Dataset entries:
#####
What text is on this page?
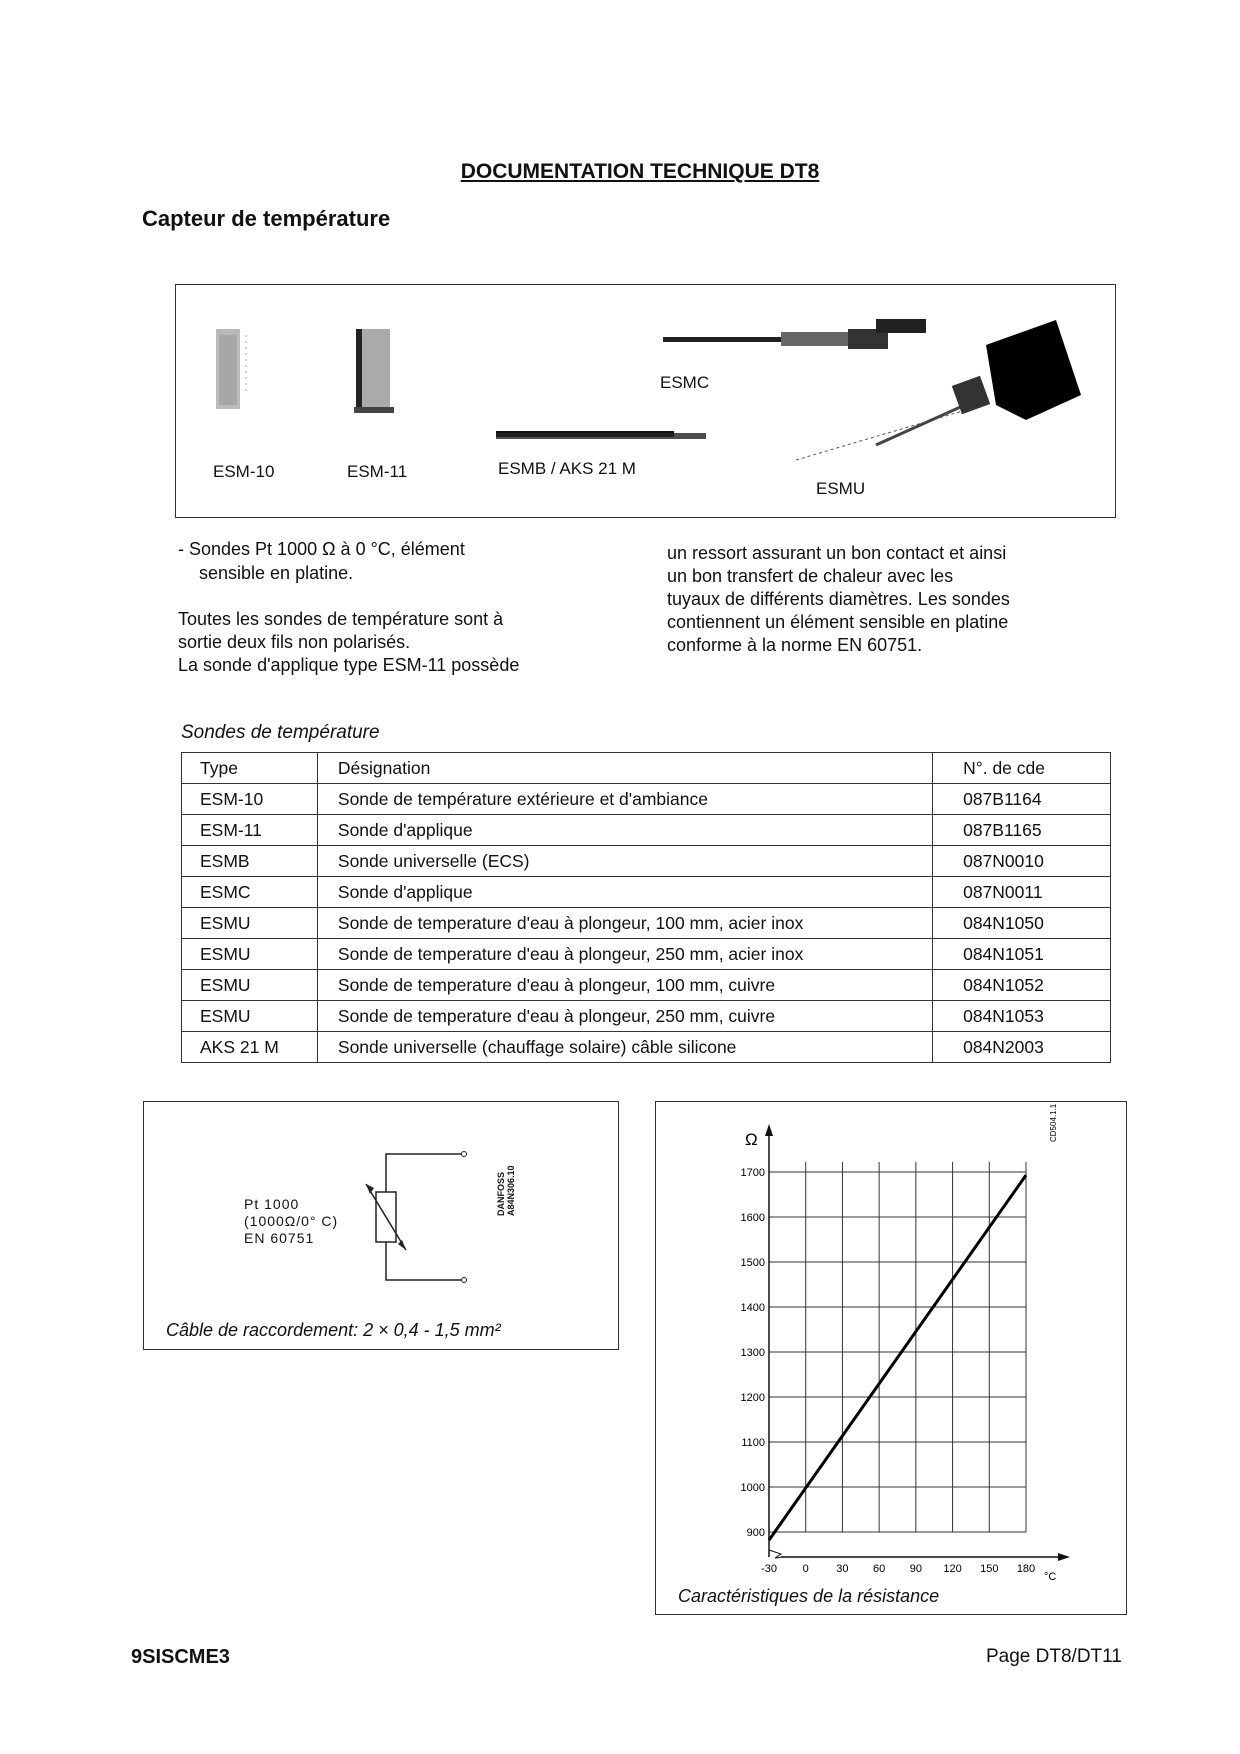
DOCUMENTATION TECHNIQUE DT8
Capteur de température
ESM-10	ESM-11	ESMB / AKS 21 M
ESMC
ESMU
- Sondes Pt 1000 Ω à 0 °C, élément
sensible en platine.
Toutes les sondes de température sont à
sortie deux fils non polarisés.
La sonde d'applique type ESM-11 possède
un ressort assurant un bon contact et ainsi
un bon transfert de chaleur avec les
tuyaux de différents diamètres. Les sondes
contiennent un élément sensible en platine
conforme à la norme EN 60751.
Sondes de température
Type	Désignation	N°. de cde
ESM-10	Sonde de température extérieure et d'ambiance	087B1164
ESM-11	Sonde d'applique	087B1165
ESMB	Sonde universelle (ECS)	087N0010
ESMC	Sonde d'applique	087N0011
ESMU	Sonde de temperature d'eau à plongeur, 100 mm, acier inox	084N1050
ESMU	Sonde de temperature d'eau à plongeur, 250 mm, acier inox	084N1051
ESMU	Sonde de temperature d'eau à plongeur, 100 mm, cuivre	084N1052
ESMU	Sonde de temperature d'eau à plongeur, 250 mm, cuivre	084N1053
AKS 21 M	Sonde universelle (chauffage solaire) câble silicone	084N2003
Pt 1000
(1000Ω/0° C)
EN 60751
DANFOSS A84N306.10
Câble de raccordement: 2 × 0,4 - 1,5 mm²
-30 0	30 60 90 120 150 180
900
1000
1100
1200
1300
1400
1500
1600
1700
Ω
°C
CD504.1.1
Caractéristiques de la résistance
9SISCME3	Page DT8/DT11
#####
What is expected: In the entries above, find lines with "platine" and copy each.

Reply to the task:
sensible en platine.
contiennent un élément sensible en platine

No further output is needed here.